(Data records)
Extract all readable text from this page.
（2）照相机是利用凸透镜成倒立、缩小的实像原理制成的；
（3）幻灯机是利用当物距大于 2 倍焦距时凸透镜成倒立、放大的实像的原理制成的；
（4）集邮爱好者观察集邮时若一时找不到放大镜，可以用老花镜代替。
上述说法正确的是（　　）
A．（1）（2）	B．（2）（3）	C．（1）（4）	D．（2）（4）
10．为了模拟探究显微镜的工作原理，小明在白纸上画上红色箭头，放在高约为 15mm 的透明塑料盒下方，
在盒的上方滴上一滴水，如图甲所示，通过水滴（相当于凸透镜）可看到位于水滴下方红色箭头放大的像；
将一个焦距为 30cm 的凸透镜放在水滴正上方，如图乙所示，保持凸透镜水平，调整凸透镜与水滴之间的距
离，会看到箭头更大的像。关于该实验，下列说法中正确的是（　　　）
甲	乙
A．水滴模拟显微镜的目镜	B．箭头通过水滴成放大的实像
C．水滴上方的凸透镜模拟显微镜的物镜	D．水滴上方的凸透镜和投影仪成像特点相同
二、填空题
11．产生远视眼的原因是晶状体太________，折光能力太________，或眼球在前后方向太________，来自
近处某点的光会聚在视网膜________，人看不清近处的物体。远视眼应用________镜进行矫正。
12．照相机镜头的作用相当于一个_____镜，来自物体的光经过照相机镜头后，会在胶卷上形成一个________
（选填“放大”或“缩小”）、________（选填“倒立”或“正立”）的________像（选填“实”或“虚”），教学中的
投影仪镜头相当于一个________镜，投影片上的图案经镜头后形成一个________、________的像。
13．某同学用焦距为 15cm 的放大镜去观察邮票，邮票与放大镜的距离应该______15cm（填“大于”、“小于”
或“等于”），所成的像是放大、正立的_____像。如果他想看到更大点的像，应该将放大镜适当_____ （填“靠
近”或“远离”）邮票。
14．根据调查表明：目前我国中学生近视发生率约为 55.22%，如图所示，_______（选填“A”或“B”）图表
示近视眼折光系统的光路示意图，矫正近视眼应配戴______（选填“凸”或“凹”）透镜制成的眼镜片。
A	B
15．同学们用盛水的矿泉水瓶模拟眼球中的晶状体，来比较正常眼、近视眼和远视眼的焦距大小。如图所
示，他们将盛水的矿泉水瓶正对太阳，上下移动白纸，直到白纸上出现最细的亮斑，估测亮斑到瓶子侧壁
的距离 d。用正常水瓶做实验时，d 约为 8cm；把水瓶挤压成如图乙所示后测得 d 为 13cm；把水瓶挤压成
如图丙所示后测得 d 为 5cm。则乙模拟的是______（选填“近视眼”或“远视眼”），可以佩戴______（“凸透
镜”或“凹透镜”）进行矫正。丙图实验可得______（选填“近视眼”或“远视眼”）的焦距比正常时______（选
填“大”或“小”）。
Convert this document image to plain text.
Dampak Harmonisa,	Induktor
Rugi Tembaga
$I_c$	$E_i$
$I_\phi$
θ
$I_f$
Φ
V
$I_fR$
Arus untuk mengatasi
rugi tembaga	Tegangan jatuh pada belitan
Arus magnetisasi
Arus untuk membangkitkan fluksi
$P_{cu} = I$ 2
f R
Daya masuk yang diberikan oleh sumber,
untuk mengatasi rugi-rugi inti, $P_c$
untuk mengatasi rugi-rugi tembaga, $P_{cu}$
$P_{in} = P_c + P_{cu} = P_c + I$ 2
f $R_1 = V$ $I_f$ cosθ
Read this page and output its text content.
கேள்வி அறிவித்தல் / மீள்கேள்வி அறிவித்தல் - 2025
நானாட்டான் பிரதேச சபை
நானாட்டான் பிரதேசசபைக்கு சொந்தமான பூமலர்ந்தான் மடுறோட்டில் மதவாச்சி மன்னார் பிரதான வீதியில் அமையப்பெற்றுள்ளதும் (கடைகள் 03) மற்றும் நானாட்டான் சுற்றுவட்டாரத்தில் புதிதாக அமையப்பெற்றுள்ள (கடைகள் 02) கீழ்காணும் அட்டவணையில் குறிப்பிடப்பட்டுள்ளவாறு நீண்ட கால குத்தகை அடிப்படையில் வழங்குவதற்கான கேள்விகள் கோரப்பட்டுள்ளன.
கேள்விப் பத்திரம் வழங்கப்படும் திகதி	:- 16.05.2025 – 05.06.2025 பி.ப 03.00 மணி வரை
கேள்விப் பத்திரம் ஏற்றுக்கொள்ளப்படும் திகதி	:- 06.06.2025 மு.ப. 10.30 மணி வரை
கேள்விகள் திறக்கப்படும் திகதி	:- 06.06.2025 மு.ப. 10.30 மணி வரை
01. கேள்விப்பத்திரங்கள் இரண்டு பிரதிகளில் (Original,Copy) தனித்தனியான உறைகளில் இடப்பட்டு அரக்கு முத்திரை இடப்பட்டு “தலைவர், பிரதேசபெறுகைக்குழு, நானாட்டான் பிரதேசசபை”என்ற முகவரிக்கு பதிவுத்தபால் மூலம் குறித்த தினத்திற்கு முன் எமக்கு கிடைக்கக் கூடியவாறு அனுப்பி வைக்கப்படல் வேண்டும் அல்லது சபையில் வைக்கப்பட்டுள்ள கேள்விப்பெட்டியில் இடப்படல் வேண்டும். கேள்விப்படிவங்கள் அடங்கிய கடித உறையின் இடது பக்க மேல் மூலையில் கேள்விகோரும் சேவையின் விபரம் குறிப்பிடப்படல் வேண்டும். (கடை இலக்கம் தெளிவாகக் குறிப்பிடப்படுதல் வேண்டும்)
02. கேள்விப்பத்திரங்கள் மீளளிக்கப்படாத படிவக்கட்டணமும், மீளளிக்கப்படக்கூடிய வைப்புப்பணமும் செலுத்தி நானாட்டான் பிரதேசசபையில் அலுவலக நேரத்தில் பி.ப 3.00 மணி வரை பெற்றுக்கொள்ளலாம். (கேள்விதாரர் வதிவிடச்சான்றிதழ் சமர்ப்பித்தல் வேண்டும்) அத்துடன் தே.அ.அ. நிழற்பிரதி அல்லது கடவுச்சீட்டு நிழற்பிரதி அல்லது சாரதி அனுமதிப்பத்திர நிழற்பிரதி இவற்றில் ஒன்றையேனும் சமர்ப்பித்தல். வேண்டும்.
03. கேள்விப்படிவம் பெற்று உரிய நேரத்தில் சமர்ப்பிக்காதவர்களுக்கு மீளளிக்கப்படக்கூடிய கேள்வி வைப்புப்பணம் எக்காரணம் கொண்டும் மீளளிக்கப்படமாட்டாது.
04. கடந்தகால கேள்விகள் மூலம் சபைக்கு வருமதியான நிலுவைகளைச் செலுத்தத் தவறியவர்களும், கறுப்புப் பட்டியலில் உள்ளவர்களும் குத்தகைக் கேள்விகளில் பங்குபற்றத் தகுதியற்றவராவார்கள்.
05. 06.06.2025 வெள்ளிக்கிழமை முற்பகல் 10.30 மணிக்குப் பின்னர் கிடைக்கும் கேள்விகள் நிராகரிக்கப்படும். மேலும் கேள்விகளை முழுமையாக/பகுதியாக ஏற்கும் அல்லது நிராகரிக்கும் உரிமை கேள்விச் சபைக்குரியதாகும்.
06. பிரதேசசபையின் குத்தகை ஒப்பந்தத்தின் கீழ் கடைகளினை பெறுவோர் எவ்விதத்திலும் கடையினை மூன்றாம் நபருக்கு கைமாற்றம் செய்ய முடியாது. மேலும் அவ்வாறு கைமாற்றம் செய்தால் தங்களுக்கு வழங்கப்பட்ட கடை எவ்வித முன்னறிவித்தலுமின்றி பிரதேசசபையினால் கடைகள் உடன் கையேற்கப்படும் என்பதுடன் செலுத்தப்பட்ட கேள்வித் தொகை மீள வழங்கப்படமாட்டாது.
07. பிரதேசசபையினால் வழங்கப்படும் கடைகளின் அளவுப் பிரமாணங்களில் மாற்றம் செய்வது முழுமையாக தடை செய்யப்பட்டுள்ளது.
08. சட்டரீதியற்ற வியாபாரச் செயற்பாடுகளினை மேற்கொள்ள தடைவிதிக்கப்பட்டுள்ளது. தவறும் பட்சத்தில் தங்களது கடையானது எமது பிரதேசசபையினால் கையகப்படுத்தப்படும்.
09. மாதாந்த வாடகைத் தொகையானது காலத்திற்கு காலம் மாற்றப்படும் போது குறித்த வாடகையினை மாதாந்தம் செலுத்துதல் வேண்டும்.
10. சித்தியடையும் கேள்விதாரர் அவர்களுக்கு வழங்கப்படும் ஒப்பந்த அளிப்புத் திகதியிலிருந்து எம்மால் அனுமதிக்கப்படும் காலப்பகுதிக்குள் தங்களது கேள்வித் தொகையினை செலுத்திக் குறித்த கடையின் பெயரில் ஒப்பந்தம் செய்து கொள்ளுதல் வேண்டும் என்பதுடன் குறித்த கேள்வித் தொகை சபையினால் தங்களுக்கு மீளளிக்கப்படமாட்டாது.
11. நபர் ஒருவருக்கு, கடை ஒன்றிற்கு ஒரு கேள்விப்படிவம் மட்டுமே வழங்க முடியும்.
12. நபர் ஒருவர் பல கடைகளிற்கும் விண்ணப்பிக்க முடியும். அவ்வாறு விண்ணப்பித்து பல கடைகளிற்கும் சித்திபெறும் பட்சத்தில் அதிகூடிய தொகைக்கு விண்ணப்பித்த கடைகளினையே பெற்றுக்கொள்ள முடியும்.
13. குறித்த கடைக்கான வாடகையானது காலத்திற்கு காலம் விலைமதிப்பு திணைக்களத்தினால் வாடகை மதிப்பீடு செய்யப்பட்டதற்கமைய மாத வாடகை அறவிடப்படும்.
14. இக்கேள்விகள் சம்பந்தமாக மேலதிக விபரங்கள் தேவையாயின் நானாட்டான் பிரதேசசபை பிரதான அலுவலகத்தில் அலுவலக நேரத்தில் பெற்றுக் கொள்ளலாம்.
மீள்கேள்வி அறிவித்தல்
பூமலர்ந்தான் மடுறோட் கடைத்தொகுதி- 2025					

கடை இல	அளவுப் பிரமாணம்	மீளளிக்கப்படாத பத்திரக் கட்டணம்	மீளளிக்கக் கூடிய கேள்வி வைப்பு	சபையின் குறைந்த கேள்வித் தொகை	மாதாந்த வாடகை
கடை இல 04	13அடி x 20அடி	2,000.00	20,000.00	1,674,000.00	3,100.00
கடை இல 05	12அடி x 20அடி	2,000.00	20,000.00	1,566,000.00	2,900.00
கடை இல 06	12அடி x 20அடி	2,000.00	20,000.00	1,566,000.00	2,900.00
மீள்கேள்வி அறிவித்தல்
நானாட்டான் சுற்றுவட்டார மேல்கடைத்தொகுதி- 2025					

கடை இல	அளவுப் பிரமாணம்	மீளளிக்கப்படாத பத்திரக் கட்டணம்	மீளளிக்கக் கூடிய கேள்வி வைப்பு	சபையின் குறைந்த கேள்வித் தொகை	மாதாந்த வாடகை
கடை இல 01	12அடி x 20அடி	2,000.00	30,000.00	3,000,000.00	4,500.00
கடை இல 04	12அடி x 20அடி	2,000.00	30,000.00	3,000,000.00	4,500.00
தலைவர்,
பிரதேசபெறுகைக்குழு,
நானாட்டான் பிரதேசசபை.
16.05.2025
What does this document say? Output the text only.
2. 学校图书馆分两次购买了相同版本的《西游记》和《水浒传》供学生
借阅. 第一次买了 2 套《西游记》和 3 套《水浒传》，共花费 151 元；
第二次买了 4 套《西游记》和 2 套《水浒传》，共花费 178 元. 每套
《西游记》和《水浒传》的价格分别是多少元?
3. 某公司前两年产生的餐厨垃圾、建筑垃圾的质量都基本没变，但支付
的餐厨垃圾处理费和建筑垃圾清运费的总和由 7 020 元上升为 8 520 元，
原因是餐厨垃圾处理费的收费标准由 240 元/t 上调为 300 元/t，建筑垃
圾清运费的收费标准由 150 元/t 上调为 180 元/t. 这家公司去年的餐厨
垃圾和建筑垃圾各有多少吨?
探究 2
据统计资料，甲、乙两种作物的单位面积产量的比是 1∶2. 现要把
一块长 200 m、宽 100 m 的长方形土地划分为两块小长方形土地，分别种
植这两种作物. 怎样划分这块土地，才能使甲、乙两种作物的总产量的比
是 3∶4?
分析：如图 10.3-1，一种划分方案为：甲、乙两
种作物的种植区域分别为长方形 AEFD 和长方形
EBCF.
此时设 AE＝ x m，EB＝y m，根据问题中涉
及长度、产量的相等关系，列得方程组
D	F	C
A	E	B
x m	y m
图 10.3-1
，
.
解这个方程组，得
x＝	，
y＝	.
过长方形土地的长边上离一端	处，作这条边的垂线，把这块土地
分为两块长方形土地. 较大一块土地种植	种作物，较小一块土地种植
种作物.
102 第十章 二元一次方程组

## Problem to solve
In the entries above, find lines with "text" and copy each.

## The answer
Extract all readable text from this page.
Convert this document image to plain text.
Read this page and output its text content.
What does this document say? Output the text only.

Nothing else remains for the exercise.